Extracted data entries

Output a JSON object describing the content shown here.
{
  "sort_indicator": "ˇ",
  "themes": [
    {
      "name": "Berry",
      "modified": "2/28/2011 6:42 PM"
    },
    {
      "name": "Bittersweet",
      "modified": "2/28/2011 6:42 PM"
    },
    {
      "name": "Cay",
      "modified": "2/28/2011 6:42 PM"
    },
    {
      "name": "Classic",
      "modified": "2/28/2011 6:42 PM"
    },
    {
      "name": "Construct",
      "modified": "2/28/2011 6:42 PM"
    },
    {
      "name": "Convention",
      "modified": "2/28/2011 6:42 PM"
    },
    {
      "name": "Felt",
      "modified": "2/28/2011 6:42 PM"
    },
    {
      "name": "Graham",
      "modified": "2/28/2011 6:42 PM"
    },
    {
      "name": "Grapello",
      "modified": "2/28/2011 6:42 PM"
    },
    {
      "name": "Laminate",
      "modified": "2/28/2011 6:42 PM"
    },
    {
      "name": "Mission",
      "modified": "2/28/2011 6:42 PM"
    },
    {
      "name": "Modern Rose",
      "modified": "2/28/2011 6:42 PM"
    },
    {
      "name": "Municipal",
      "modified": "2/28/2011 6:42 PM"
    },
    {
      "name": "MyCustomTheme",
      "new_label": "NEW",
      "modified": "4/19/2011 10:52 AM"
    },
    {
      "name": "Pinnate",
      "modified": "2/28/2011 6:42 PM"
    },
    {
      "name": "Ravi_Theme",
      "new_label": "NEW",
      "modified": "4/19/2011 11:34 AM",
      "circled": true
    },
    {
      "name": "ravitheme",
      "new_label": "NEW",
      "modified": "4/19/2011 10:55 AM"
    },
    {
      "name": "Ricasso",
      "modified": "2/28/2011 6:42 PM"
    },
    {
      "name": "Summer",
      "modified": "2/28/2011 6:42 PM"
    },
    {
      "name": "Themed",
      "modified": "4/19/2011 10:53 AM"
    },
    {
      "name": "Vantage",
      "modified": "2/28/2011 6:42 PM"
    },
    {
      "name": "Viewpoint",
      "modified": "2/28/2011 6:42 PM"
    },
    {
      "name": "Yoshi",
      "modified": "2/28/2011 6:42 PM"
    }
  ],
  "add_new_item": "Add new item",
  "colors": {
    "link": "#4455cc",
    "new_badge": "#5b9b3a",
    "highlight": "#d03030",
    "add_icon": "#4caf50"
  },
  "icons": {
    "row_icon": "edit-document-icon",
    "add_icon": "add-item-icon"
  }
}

§ WHAT YOU HAVE TO DO: Copy each line that contains the word "item".

§ TASK SOLUTION:
  "add_new_item": "Add new item",
    "add_icon": "add-item-icon"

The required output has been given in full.